◆ **PROBLEM STATEMENT**:
Repeat the material in full. Keep every line exactly as it is.

[Data entries for graphics]
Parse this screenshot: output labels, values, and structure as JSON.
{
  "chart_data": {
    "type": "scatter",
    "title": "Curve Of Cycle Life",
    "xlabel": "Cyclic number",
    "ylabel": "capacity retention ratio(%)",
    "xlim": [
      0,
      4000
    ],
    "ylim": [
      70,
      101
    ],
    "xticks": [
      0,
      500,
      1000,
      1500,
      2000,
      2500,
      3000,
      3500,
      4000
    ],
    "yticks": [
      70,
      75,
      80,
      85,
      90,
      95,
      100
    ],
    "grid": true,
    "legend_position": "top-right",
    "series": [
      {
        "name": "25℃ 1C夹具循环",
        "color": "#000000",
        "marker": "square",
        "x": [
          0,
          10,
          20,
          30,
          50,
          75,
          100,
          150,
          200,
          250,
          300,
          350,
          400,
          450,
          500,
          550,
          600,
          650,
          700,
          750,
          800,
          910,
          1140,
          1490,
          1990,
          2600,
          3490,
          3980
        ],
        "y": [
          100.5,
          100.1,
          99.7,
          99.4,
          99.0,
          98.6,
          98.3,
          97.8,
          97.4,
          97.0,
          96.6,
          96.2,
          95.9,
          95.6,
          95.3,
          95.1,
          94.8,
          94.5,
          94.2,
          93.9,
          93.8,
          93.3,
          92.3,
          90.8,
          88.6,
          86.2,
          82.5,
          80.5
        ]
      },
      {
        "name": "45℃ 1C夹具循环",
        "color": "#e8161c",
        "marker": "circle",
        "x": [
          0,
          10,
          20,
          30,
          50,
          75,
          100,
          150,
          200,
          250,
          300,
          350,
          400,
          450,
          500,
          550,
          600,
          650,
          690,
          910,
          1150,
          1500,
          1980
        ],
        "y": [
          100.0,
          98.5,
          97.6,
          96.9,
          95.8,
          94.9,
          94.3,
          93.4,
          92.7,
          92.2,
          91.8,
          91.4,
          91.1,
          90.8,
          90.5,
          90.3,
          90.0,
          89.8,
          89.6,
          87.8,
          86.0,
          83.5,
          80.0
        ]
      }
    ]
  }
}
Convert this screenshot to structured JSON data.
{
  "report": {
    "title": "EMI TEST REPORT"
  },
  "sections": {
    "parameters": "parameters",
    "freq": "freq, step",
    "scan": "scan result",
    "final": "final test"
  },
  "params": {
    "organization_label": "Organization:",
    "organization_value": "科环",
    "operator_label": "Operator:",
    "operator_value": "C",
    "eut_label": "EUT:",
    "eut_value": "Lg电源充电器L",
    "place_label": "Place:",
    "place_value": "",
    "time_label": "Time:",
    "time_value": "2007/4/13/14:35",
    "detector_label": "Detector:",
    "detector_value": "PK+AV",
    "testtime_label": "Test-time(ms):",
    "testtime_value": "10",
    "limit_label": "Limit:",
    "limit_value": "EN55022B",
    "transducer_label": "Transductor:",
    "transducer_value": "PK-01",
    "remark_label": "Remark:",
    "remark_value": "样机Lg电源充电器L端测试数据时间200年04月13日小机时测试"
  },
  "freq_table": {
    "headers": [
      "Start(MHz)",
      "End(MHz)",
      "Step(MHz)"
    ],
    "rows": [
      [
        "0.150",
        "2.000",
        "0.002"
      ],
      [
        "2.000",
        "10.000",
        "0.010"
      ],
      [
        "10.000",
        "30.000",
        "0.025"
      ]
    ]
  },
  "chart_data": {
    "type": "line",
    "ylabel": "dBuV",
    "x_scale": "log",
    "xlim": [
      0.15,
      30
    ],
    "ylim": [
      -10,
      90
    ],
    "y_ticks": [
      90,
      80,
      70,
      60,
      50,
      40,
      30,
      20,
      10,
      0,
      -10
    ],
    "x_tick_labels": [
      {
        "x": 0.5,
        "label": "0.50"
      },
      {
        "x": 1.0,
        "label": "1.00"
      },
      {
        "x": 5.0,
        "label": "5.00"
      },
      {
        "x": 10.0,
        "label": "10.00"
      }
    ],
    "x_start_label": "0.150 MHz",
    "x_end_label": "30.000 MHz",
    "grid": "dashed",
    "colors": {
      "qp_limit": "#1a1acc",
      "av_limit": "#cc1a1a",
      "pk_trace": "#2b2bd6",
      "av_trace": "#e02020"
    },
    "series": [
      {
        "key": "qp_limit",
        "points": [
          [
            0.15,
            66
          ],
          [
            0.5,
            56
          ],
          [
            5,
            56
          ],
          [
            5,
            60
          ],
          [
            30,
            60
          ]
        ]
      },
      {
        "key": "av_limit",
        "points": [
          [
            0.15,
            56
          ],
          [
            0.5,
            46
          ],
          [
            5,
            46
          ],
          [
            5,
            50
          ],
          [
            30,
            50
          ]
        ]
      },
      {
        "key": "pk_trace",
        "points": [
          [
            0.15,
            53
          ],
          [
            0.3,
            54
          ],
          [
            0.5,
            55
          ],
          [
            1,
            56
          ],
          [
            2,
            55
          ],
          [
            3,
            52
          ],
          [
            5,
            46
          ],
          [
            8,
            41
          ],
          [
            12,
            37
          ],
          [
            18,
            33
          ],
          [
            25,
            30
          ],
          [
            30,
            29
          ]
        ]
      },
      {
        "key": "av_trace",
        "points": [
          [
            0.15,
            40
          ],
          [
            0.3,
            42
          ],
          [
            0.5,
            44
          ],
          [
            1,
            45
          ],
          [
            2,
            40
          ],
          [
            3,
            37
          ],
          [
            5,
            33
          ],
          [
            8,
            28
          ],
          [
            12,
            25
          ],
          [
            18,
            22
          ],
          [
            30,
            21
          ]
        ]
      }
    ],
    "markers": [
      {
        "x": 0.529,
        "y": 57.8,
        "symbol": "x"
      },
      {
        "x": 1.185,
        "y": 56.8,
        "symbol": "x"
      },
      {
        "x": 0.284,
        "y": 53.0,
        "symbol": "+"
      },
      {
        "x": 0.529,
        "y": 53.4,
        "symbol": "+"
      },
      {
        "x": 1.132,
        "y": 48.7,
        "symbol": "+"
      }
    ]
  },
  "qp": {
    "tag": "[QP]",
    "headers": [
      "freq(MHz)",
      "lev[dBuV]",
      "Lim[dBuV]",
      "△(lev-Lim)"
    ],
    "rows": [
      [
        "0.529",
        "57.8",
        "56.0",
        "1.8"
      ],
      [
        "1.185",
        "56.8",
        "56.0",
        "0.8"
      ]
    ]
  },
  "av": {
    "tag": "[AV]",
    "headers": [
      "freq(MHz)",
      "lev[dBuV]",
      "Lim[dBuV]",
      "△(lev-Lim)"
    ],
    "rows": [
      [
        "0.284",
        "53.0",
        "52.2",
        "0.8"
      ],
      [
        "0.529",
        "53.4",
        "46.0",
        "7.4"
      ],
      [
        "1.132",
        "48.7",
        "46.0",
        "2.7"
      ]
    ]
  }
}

◆ **TASK OUTPUT**:
Parse this screenshot: output labels, values, and structure as JSON.
{
  "chart_data": {
    "type": "scatter",
    "title": "Curve Of Cycle Life",
    "xlabel": "Cyclic number",
    "ylabel": "capacity retention ratio(%)",
    "xlim": [
      0,
      4000
    ],
    "ylim": [
      70,
      101
    ],
    "xticks": [
      0,
      500,
      1000,
      1500,
      2000,
      2500,
      3000,
      3500,
      4000
    ],
    "yticks": [
      70,
      75,
      80,
      85,
      90,
      95,
      100
    ],
    "grid": true,
    "legend_position": "top-right",
    "series": [
      {
        "name": "25℃ 1C夹具循环",
        "color": "#000000",
        "marker": "square",
        "x": [
          0,
          10,
          20,
          30,
          50,
          75,
          100,
          150,
          200,
          250,
          300,
          350,
          400,
          450,
          500,
          550,
          600,
          650,
          700,
          750,
          800,
          910,
          1140,
          1490,
          1990,
          2600,
          3490,
          3980
        ],
        "y": [
          100.5,
          100.1,
          99.7,
          99.4,
          99.0,
          98.6,
          98.3,
          97.8,
          97.4,
          97.0,
          96.6,
          96.2,
          95.9,
          95.6,
          95.3,
          95.1,
          94.8,
          94.5,
          94.2,
          93.9,
          93.8,
          93.3,
          92.3,
          90.8,
          88.6,
          86.2,
          82.5,
          80.5
        ]
      },
      {
        "name": "45℃ 1C夹具循环",
        "color": "#e8161c",
        "marker": "circle",
        "x": [
          0,
          10,
          20,
          30,
          50,
          75,
          100,
          150,
          200,
          250,
          300,
          350,
          400,
          450,
          500,
          550,
          600,
          650,
          690,
          910,
          1150,
          1500,
          1980
        ],
        "y": [
          100.0,
          98.5,
          97.6,
          96.9,
          95.8,
          94.9,
          94.3,
          93.4,
          92.7,
          92.2,
          91.8,
          91.4,
          91.1,
          90.8,
          90.5,
          90.3,
          90.0,
          89.8,
          89.6,
          87.8,
          86.0,
          83.5,
          80.0
        ]
      }
    ]
  }
}
Convert this screenshot to structured JSON data.
{
  "report": {
    "title": "EMI TEST REPORT"
  },
  "sections": {
    "parameters": "parameters",
    "freq": "freq, step",
    "scan": "scan result",
    "final": "final test"
  },
  "params": {
    "organization_label": "Organization:",
    "organization_value": "科环",
    "operator_label": "Operator:",
    "operator_value": "C",
    "eut_label": "EUT:",
    "eut_value": "Lg电源充电器L",
    "place_label": "Place:",
    "place_value": "",
    "time_label": "Time:",
    "time_value": "2007/4/13/14:35",
    "detector_label": "Detector:",
    "detector_value": "PK+AV",
    "testtime_label": "Test-time(ms):",
    "testtime_value": "10",
    "limit_label": "Limit:",
    "limit_value": "EN55022B",
    "transducer_label": "Transductor:",
    "transducer_value": "PK-01",
    "remark_label": "Remark:",
    "remark_value": "样机Lg电源充电器L端测试数据时间200年04月13日小机时测试"
  },
  "freq_table": {
    "headers": [
      "Start(MHz)",
      "End(MHz)",
      "Step(MHz)"
    ],
    "rows": [
      [
        "0.150",
        "2.000",
        "0.002"
      ],
      [
        "2.000",
        "10.000",
        "0.010"
      ],
      [
        "10.000",
        "30.000",
        "0.025"
      ]
    ]
  },
  "chart_data": {
    "type": "line",
    "ylabel": "dBuV",
    "x_scale": "log",
    "xlim": [
      0.15,
      30
    ],
    "ylim": [
      -10,
      90
    ],
    "y_ticks": [
      90,
      80,
      70,
      60,
      50,
      40,
      30,
      20,
      10,
      0,
      -10
    ],
    "x_tick_labels": [
      {
        "x": 0.5,
        "label": "0.50"
      },
      {
        "x": 1.0,
        "label": "1.00"
      },
      {
        "x": 5.0,
        "label": "5.00"
      },
      {
        "x": 10.0,
        "label": "10.00"
      }
    ],
    "x_start_label": "0.150 MHz",
    "x_end_label": "30.000 MHz",
    "grid": "dashed",
    "colors": {
      "qp_limit": "#1a1acc",
      "av_limit": "#cc1a1a",
      "pk_trace": "#2b2bd6",
      "av_trace": "#e02020"
    },
    "series": [
      {
        "key": "qp_limit",
        "points": [
          [
            0.15,
            66
          ],
          [
            0.5,
            56
          ],
          [
            5,
            56
          ],
          [
            5,
            60
          ],
          [
            30,
            60
          ]
        ]
      },
      {
        "key": "av_limit",
        "points": [
          [
            0.15,
            56
          ],
          [
            0.5,
            46
          ],
          [
            5,
            46
          ],
          [
            5,
            50
          ],
          [
            30,
            50
          ]
        ]
      },
      {
        "key": "pk_trace",
        "points": [
          [
            0.15,
            53
          ],
          [
            0.3,
            54
          ],
          [
            0.5,
            55
          ],
          [
            1,
            56
          ],
          [
            2,
            55
          ],
          [
            3,
            52
          ],
          [
            5,
            46
          ],
          [
            8,
            41
          ],
          [
            12,
            37
          ],
          [
            18,
            33
          ],
          [
            25,
            30
          ],
          [
            30,
            29
          ]
        ]
      },
      {
        "key": "av_trace",
        "points": [
          [
            0.15,
            40
          ],
          [
            0.3,
            42
          ],
          [
            0.5,
            44
          ],
          [
            1,
            45
          ],
          [
            2,
            40
          ],
          [
            3,
            37
          ],
          [
            5,
            33
          ],
          [
            8,
            28
          ],
          [
            12,
            25
          ],
          [
            18,
            22
          ],
          [
            30,
            21
          ]
        ]
      }
    ],
    "markers": [
      {
        "x": 0.529,
        "y": 57.8,
        "symbol": "x"
      },
      {
        "x": 1.185,
        "y": 56.8,
        "symbol": "x"
      },
      {
        "x": 0.284,
        "y": 53.0,
        "symbol": "+"
      },
      {
        "x": 0.529,
        "y": 53.4,
        "symbol": "+"
      },
      {
        "x": 1.132,
        "y": 48.7,
        "symbol": "+"
      }
    ]
  },
  "qp": {
    "tag": "[QP]",
    "headers": [
      "freq(MHz)",
      "lev[dBuV]",
      "Lim[dBuV]",
      "△(lev-Lim)"
    ],
    "rows": [
      [
        "0.529",
        "57.8",
        "56.0",
        "1.8"
      ],
      [
        "1.185",
        "56.8",
        "56.0",
        "0.8"
      ]
    ]
  },
  "av": {
    "tag": "[AV]",
    "headers": [
      "freq(MHz)",
      "lev[dBuV]",
      "Lim[dBuV]",
      "△(lev-Lim)"
    ],
    "rows": [
      [
        "0.284",
        "53.0",
        "52.2",
        "0.8"
      ],
      [
        "0.529",
        "53.4",
        "46.0",
        "7.4"
      ],
      [
        "1.132",
        "48.7",
        "46.0",
        "2.7"
      ]
    ]
  }
}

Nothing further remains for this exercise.